* EXCERPTED RECORDS
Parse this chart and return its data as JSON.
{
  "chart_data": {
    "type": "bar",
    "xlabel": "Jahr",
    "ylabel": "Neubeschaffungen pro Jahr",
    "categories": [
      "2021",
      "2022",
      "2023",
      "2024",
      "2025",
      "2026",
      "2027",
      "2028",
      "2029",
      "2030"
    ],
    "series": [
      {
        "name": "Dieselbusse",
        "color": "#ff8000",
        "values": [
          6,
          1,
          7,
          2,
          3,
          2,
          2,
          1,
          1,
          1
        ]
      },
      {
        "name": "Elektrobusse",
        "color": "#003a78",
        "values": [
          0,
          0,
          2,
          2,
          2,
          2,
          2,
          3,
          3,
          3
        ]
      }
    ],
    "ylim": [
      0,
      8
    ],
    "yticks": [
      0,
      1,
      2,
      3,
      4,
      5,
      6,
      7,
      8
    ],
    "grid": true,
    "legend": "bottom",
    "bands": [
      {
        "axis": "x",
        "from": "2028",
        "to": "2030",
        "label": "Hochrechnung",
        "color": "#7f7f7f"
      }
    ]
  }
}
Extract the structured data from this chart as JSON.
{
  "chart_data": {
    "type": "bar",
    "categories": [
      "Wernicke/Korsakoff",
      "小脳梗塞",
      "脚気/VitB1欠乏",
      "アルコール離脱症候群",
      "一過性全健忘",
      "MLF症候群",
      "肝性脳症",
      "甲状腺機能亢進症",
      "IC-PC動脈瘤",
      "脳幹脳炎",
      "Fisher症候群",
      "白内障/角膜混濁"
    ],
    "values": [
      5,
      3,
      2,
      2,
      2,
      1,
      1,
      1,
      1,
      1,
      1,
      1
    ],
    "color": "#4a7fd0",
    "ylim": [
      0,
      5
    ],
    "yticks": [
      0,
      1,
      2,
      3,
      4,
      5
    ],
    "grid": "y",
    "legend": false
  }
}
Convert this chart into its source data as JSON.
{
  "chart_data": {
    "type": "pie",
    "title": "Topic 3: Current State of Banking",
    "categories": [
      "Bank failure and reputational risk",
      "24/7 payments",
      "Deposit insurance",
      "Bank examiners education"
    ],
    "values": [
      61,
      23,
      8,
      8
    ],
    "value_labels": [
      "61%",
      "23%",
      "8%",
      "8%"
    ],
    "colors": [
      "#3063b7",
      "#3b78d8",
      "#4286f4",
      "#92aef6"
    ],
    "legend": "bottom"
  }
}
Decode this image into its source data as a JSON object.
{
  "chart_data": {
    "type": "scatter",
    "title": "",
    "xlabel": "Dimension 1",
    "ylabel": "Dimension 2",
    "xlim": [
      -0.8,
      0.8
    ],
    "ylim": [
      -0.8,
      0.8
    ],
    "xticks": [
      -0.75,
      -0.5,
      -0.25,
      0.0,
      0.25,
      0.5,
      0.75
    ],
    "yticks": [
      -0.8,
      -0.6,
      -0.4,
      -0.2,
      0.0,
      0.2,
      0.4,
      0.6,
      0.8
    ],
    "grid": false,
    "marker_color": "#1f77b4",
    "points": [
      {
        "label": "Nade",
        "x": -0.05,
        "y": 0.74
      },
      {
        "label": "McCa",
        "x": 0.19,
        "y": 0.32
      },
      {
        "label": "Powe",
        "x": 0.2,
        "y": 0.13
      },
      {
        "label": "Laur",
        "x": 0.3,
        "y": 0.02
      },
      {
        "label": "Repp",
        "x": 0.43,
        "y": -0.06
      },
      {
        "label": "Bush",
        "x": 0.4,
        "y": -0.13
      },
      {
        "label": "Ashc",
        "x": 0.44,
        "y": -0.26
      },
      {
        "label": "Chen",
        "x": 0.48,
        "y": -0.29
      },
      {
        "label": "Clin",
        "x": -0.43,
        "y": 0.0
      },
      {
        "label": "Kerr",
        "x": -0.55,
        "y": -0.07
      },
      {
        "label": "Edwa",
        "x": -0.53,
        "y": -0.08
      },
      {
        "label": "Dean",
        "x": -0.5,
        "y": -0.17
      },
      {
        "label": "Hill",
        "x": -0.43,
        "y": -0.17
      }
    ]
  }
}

* TASK TO CARRY OUT
Copy out each line exactly as written.

* THE SOLUTION
Parse this chart and return its data as JSON.
{
  "chart_data": {
    "type": "bar",
    "xlabel": "Jahr",
    "ylabel": "Neubeschaffungen pro Jahr",
    "categories": [
      "2021",
      "2022",
      "2023",
      "2024",
      "2025",
      "2026",
      "2027",
      "2028",
      "2029",
      "2030"
    ],
    "series": [
      {
        "name": "Dieselbusse",
        "color": "#ff8000",
        "values": [
          6,
          1,
          7,
          2,
          3,
          2,
          2,
          1,
          1,
          1
        ]
      },
      {
        "name": "Elektrobusse",
        "color": "#003a78",
        "values": [
          0,
          0,
          2,
          2,
          2,
          2,
          2,
          3,
          3,
          3
        ]
      }
    ],
    "ylim": [
      0,
      8
    ],
    "yticks": [
      0,
      1,
      2,
      3,
      4,
      5,
      6,
      7,
      8
    ],
    "grid": true,
    "legend": "bottom",
    "bands": [
      {
        "axis": "x",
        "from": "2028",
        "to": "2030",
        "label": "Hochrechnung",
        "color": "#7f7f7f"
      }
    ]
  }
}
Extract the structured data from this chart as JSON.
{
  "chart_data": {
    "type": "bar",
    "categories": [
      "Wernicke/Korsakoff",
      "小脳梗塞",
      "脚気/VitB1欠乏",
      "アルコール離脱症候群",
      "一過性全健忘",
      "MLF症候群",
      "肝性脳症",
      "甲状腺機能亢進症",
      "IC-PC動脈瘤",
      "脳幹脳炎",
      "Fisher症候群",
      "白内障/角膜混濁"
    ],
    "values": [
      5,
      3,
      2,
      2,
      2,
      1,
      1,
      1,
      1,
      1,
      1,
      1
    ],
    "color": "#4a7fd0",
    "ylim": [
      0,
      5
    ],
    "yticks": [
      0,
      1,
      2,
      3,
      4,
      5
    ],
    "grid": "y",
    "legend": false
  }
}
Convert this chart into its source data as JSON.
{
  "chart_data": {
    "type": "pie",
    "title": "Topic 3: Current State of Banking",
    "categories": [
      "Bank failure and reputational risk",
      "24/7 payments",
      "Deposit insurance",
      "Bank examiners education"
    ],
    "values": [
      61,
      23,
      8,
      8
    ],
    "value_labels": [
      "61%",
      "23%",
      "8%",
      "8%"
    ],
    "colors": [
      "#3063b7",
      "#3b78d8",
      "#4286f4",
      "#92aef6"
    ],
    "legend": "bottom"
  }
}
Decode this image into its source data as a JSON object.
{
  "chart_data": {
    "type": "scatter",
    "title": "",
    "xlabel": "Dimension 1",
    "ylabel": "Dimension 2",
    "xlim": [
      -0.8,
      0.8
    ],
    "ylim": [
      -0.8,
      0.8
    ],
    "xticks": [
      -0.75,
      -0.5,
      -0.25,
      0.0,
      0.25,
      0.5,
      0.75
    ],
    "yticks": [
      -0.8,
      -0.6,
      -0.4,
      -0.2,
      0.0,
      0.2,
      0.4,
      0.6,
      0.8
    ],
    "grid": false,
    "marker_color": "#1f77b4",
    "points": [
      {
        "label": "Nade",
        "x": -0.05,
        "y": 0.74
      },
      {
        "label": "McCa",
        "x": 0.19,
        "y": 0.32
      },
      {
        "label": "Powe",
        "x": 0.2,
        "y": 0.13
      },
      {
        "label": "Laur",
        "x": 0.3,
        "y": 0.02
      },
      {
        "label": "Repp",
        "x": 0.43,
        "y": -0.06
      },
      {
        "label": "Bush",
        "x": 0.4,
        "y": -0.13
      },
      {
        "label": "Ashc",
        "x": 0.44,
        "y": -0.26
      },
      {
        "label": "Chen",
        "x": 0.48,
        "y": -0.29
      },
      {
        "label": "Clin",
        "x": -0.43,
        "y": 0.0
      },
      {
        "label": "Kerr",
        "x": -0.55,
        "y": -0.07
      },
      {
        "label": "Edwa",
        "x": -0.53,
        "y": -0.08
      },
      {
        "label": "Dean",
        "x": -0.5,
        "y": -0.17
      },
      {
        "label": "Hill",
        "x": -0.43,
        "y": -0.17
      }
    ]
  }
}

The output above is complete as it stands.